Information shown:
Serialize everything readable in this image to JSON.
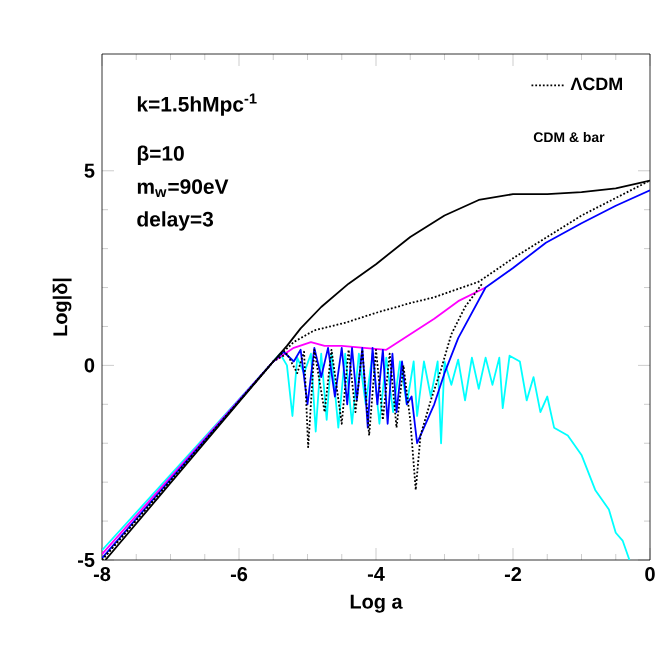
{
  "chart_data": {
    "type": "line",
    "xlabel": "Log a",
    "ylabel": "Log|δ|",
    "xlim": [
      -8,
      0
    ],
    "ylim": [
      -5,
      8
    ],
    "xticks": [
      -8,
      -6,
      -4,
      -2,
      0
    ],
    "yticks": [
      -5,
      0,
      5
    ],
    "legend": "top right",
    "marker": "none",
    "annotations": [
      "k=1.5hMpc$^{-1}$",
      "β=10",
      "m$_{w}$=90eV",
      "delay=3",
      "CDM & bar"
    ],
    "series": [
      {
        "color": "#00ffff",
        "line_style": "solid",
        "x": [
          -8,
          -5.5,
          -5.4,
          -5.3,
          -5.22,
          -5.15,
          -5.05,
          -4.95,
          -4.88,
          -4.8,
          -4.72,
          -4.65,
          -4.55,
          -4.45,
          -4.35,
          -4.25,
          -4.15,
          -4.05,
          -3.95,
          -3.85,
          -3.75,
          -3.65,
          -3.55,
          -3.45,
          -3.4,
          -3.3,
          -3.2,
          -3.1,
          -3.05,
          -3.0,
          -2.9,
          -2.8,
          -2.7,
          -2.6,
          -2.5,
          -2.4,
          -2.3,
          -2.2,
          -2.15,
          -2.05,
          -1.9,
          -1.8,
          -1.7,
          -1.6,
          -1.5,
          -1.4,
          -1.2,
          -1.0,
          -0.8,
          -0.6,
          -0.5,
          -0.4,
          -0.3
        ],
        "values": [
          -4.75,
          0.1,
          0.3,
          0.0,
          -1.3,
          0.2,
          -0.2,
          0.3,
          -1.7,
          0.3,
          -1.4,
          0.3,
          -1.6,
          0.3,
          -1.5,
          0.3,
          -1.0,
          0.3,
          -1.5,
          0.2,
          -1.2,
          0.1,
          -1.0,
          0.1,
          -1.3,
          0.1,
          -0.8,
          0.1,
          -2.0,
          0.1,
          -0.5,
          0.15,
          -0.9,
          0.2,
          -0.6,
          0.2,
          -0.5,
          0.2,
          -1.1,
          0.25,
          0.1,
          -0.9,
          -0.3,
          -1.2,
          -0.8,
          -1.6,
          -1.8,
          -2.3,
          -3.2,
          -3.7,
          -4.3,
          -4.5,
          -5.0
        ]
      },
      {
        "color": "#ff00ff",
        "line_style": "solid",
        "x": [
          -8,
          -5.5,
          -5.2,
          -4.95,
          -4.75,
          -4.5,
          -3.85,
          -3.5,
          -3.15,
          -2.8,
          -2.4
        ],
        "values": [
          -4.85,
          0.1,
          0.45,
          0.6,
          0.5,
          0.5,
          0.4,
          0.8,
          1.2,
          1.65,
          2.0
        ]
      },
      {
        "color": "#0000ff",
        "line_style": "solid",
        "x": [
          -8,
          -5.5,
          -5.35,
          -5.2,
          -5.1,
          -5.0,
          -4.9,
          -4.8,
          -4.7,
          -4.6,
          -4.5,
          -4.42,
          -4.35,
          -4.28,
          -4.2,
          -4.12,
          -4.05,
          -3.98,
          -3.9,
          -3.83,
          -3.76,
          -3.7,
          -3.62,
          -3.55,
          -3.48,
          -3.4,
          -3.3,
          -3.15,
          -3.0,
          -2.8,
          -2.4,
          -2.0,
          -1.52,
          -1,
          -0.5,
          0
        ],
        "values": [
          -4.95,
          0.1,
          0.35,
          0.1,
          0.4,
          -1.0,
          0.45,
          -0.3,
          0.45,
          -0.8,
          0.45,
          -1.0,
          0.45,
          -0.9,
          0.45,
          -1.6,
          0.45,
          -1.0,
          0.4,
          -1.5,
          0.3,
          -1.2,
          0.1,
          -1.0,
          -0.8,
          -2.0,
          -1.6,
          -1.0,
          -0.2,
          0.7,
          2.0,
          2.5,
          3.15,
          3.65,
          4.1,
          4.5
        ]
      },
      {
        "color": "#000000",
        "line_style": "dotted",
        "x": [
          -8,
          -5.5,
          -5.3,
          -5.15,
          -5.05,
          -4.99,
          -4.9,
          -4.75,
          -4.65,
          -4.5,
          -4.4,
          -4.3,
          -4.2,
          -4.1,
          -4.0,
          -3.9,
          -3.8,
          -3.7,
          -3.6,
          -3.5,
          -3.42,
          -3.35,
          -3.2,
          -3.05,
          -2.9,
          -2.7,
          -2.45
        ],
        "values": [
          -5.0,
          0.1,
          0.3,
          -0.2,
          0.35,
          -2.1,
          0.4,
          -1.2,
          0.4,
          -1.5,
          0.4,
          -1.2,
          0.4,
          -1.8,
          0.4,
          -1.4,
          0.3,
          -1.6,
          0.0,
          -1.4,
          -3.2,
          -1.8,
          -0.9,
          -0.1,
          0.8,
          1.5,
          2.1
        ]
      },
      {
        "name": "ΛCDM",
        "color": "#000000",
        "line_style": "dotted",
        "x": [
          -8,
          -5.5,
          -5.2,
          -4.9,
          -4.44,
          -4,
          -3.5,
          -3.15,
          -2.5,
          -2,
          -1.5,
          -1,
          -0.5,
          0
        ],
        "values": [
          -5.0,
          0.1,
          0.6,
          0.9,
          1.1,
          1.35,
          1.6,
          1.75,
          2.15,
          2.75,
          3.3,
          3.85,
          4.3,
          4.75
        ]
      },
      {
        "color": "#000000",
        "line_style": "solid",
        "x": [
          -7.95,
          -5.5,
          -5.3,
          -5.1,
          -4.8,
          -4.4,
          -4,
          -3.5,
          -3,
          -2.5,
          -2,
          -1.5,
          -1,
          -0.5,
          0
        ],
        "values": [
          -5.0,
          0.1,
          0.5,
          0.95,
          1.5,
          2.1,
          2.6,
          3.3,
          3.85,
          4.25,
          4.4,
          4.4,
          4.45,
          4.55,
          4.75
        ]
      }
    ]
  }
}
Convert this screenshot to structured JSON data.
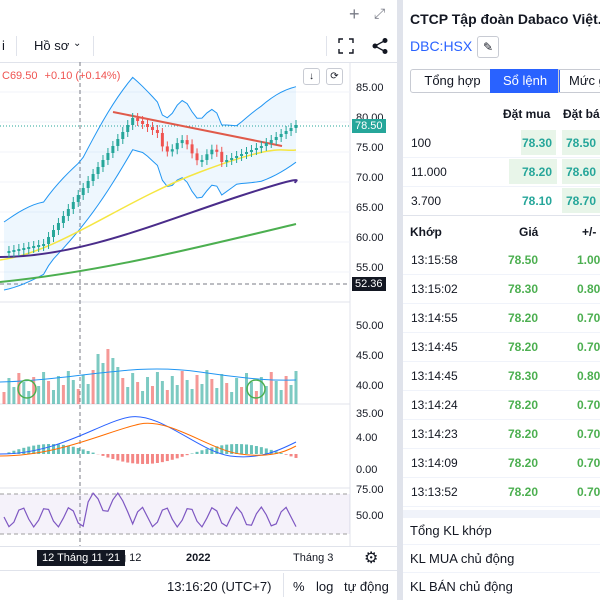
{
  "window": {
    "plus_icon": "plus-icon",
    "expand_icon": "expand-icon"
  },
  "toolbar": {
    "interval_suffix": "i",
    "profile_label": "Hồ sơ",
    "chevron": "chevron-down-icon",
    "fullscreen_icon": "fullscreen-icon",
    "share_icon": "share-icon"
  },
  "legend": {
    "close_value": "C69.50",
    "change": "+0.10 (+0.14%)"
  },
  "price_axis": {
    "labels": [
      "85.00",
      "80.00",
      "75.00",
      "70.00",
      "65.00",
      "60.00",
      "55.00",
      "50.00"
    ],
    "last_price": "78.50",
    "crosshair_price": "52.36",
    "volume_labels": [
      "45.00",
      "40.00",
      "35.00"
    ],
    "macd_labels": [
      "4.00",
      "0.00"
    ],
    "rsi_labels": [
      "75.00",
      "50.00"
    ]
  },
  "time_axis": {
    "crosshair_date": "12 Tháng 11 '21",
    "labels": [
      "g 12",
      "2022",
      "Tháng 3"
    ]
  },
  "bottom_bar": {
    "clock": "13:16:20 (UTC+7)",
    "percent": "%",
    "log": "log",
    "auto": "tự động"
  },
  "right_panel": {
    "company_title": "CTCP Tập đoàn Dabaco Việt...",
    "ticker": "DBC:HSX",
    "edit_icon": "pencil-icon",
    "tabs": [
      "Tổng hợp",
      "Sổ lệnh",
      "Mức g"
    ],
    "active_tab": 1,
    "book_headers": {
      "bid": "Đặt mua",
      "ask": "Đặt bá"
    },
    "book_rows": [
      {
        "qty": "100",
        "bid": "78.30",
        "ask": "78.50"
      },
      {
        "qty": "11.000",
        "bid": "78.20",
        "ask": "78.60"
      },
      {
        "qty": "3.700",
        "bid": "78.10",
        "ask": "78.70"
      }
    ],
    "trade_headers": {
      "time": "Khớp",
      "price": "Giá",
      "change": "+/-"
    },
    "trades": [
      {
        "time": "13:15:58",
        "price": "78.50",
        "change": "1.00"
      },
      {
        "time": "13:15:02",
        "price": "78.30",
        "change": "0.80"
      },
      {
        "time": "13:14:55",
        "price": "78.20",
        "change": "0.70"
      },
      {
        "time": "13:14:45",
        "price": "78.20",
        "change": "0.70"
      },
      {
        "time": "13:14:45",
        "price": "78.30",
        "change": "0.80"
      },
      {
        "time": "13:14:24",
        "price": "78.20",
        "change": "0.70"
      },
      {
        "time": "13:14:23",
        "price": "78.20",
        "change": "0.70"
      },
      {
        "time": "13:14:09",
        "price": "78.20",
        "change": "0.70"
      },
      {
        "time": "13:13:52",
        "price": "78.20",
        "change": "0.70"
      }
    ],
    "summary": [
      "Tổng KL khớp",
      "KL MUA chủ động",
      "KL BÁN chủ động"
    ]
  },
  "colors": {
    "up": "#26a69a",
    "down": "#ef5350",
    "accent": "#2962ff",
    "ma_yellow": "#f5e642",
    "ma_purple": "#4a2c8a",
    "ma_green": "#4caf50",
    "trend_red": "#e05a4a",
    "last_price_bg": "#26a69a",
    "crosshair_bg": "#131722"
  }
}
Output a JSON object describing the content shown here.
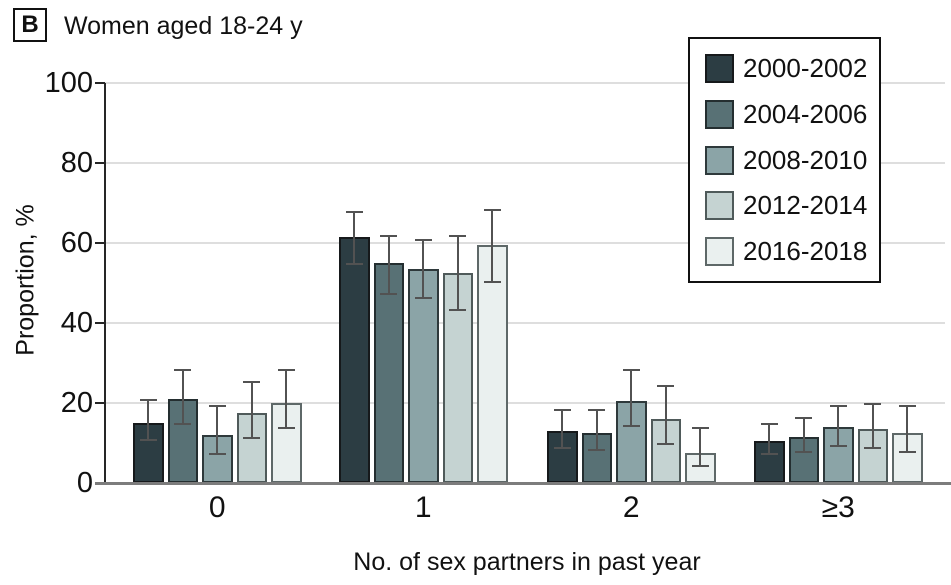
{
  "panel": {
    "label": "B",
    "title": "Women aged 18-24 y"
  },
  "chart_data": {
    "type": "bar",
    "title": "Women aged 18-24 y",
    "panel_label": "B",
    "xlabel": "No. of sex partners in past year",
    "ylabel": "Proportion, %",
    "ylim": [
      0,
      100
    ],
    "yticks": [
      0,
      20,
      40,
      60,
      80,
      100
    ],
    "grid": true,
    "legend_position": "top-right",
    "error_bars": "95% CI whiskers with caps",
    "categories": [
      "0",
      "1",
      "2",
      "≥3"
    ],
    "series": [
      {
        "name": "2000-2002",
        "color": "#2c3d43",
        "edge": "#16191b",
        "values": [
          15,
          61.5,
          13,
          10.5
        ],
        "ci_low": [
          10.5,
          54.5,
          8.5,
          7
        ],
        "ci_high": [
          21,
          68,
          18.5,
          15
        ]
      },
      {
        "name": "2004-2006",
        "color": "#587175",
        "edge": "#242e30",
        "values": [
          21,
          55,
          12.5,
          11.5
        ],
        "ci_low": [
          14.5,
          47,
          8,
          7.5
        ],
        "ci_high": [
          28.5,
          62,
          18.5,
          16.5
        ]
      },
      {
        "name": "2008-2010",
        "color": "#8ba4a7",
        "edge": "#2e393b",
        "values": [
          12,
          53.5,
          20.5,
          14
        ],
        "ci_low": [
          7,
          46,
          14,
          9
        ],
        "ci_high": [
          19.5,
          61,
          28.5,
          19.5
        ]
      },
      {
        "name": "2012-2014",
        "color": "#c5d3d2",
        "edge": "#4f5a5a",
        "values": [
          17.5,
          52.5,
          16,
          13.5
        ],
        "ci_low": [
          11,
          43,
          9.5,
          8.5
        ],
        "ci_high": [
          25.5,
          62,
          24.5,
          20
        ]
      },
      {
        "name": "2016-2018",
        "color": "#eaf0ef",
        "edge": "#5e6868",
        "values": [
          20,
          59.5,
          7.5,
          12.5
        ],
        "ci_low": [
          13.5,
          50,
          4,
          7.5
        ],
        "ci_high": [
          28.5,
          68.5,
          14,
          19.5
        ]
      }
    ],
    "colors": {
      "grid": "#dedede",
      "x_axis": "#7c7c7c",
      "y_axis": "#262626",
      "whisker": "#525252",
      "text": "#111111"
    }
  }
}
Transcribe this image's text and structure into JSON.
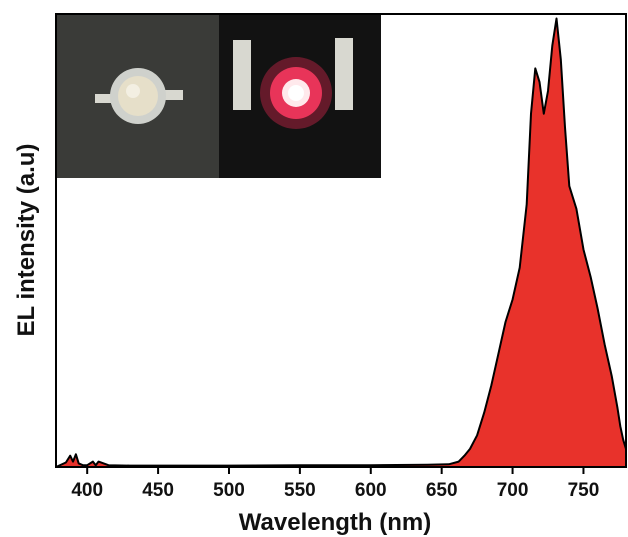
{
  "chart_data": {
    "type": "area",
    "title": "",
    "xlabel": "Wavelength (nm)",
    "ylabel": "EL intensity (a.u)",
    "xlim": [
      378,
      780
    ],
    "ylim": [
      0,
      1
    ],
    "xticks": [
      400,
      450,
      500,
      550,
      600,
      650,
      700,
      750
    ],
    "grid": false,
    "legend": "none",
    "series": [
      {
        "color": "#e8322b",
        "x": [
          378,
          385,
          388,
          390,
          392,
          394,
          397,
          400,
          404,
          406,
          408,
          415,
          430,
          450,
          500,
          550,
          600,
          640,
          655,
          662,
          666,
          670,
          675,
          680,
          685,
          690,
          695,
          700,
          705,
          710,
          713,
          716,
          719,
          722,
          725,
          728,
          731,
          734,
          737,
          740,
          745,
          750,
          755,
          760,
          765,
          770,
          774,
          776,
          778,
          780
        ],
        "y": [
          0.0,
          0.01,
          0.025,
          0.012,
          0.028,
          0.008,
          0.004,
          0.004,
          0.012,
          0.004,
          0.012,
          0.004,
          0.003,
          0.003,
          0.003,
          0.004,
          0.004,
          0.005,
          0.006,
          0.012,
          0.025,
          0.04,
          0.07,
          0.12,
          0.18,
          0.25,
          0.32,
          0.37,
          0.44,
          0.58,
          0.78,
          0.88,
          0.85,
          0.78,
          0.83,
          0.93,
          0.99,
          0.9,
          0.75,
          0.62,
          0.57,
          0.48,
          0.42,
          0.35,
          0.27,
          0.2,
          0.13,
          0.09,
          0.06,
          0.04
        ]
      }
    ]
  },
  "inset": {
    "icons": [
      "led-off-photo-icon",
      "led-on-photo-icon"
    ],
    "colors": {
      "background_left": "#3a3b38",
      "background_right": "#121212",
      "glow": "#ff2a5a"
    }
  }
}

What you need to do: Which lines in the data above contain "xlabel"? Show each one.

Solution for this task:
    "xlabel": "Log a",
    "xlabel": "No. of sex partners in past year",
    "xlabel": "Wavelength (nm)",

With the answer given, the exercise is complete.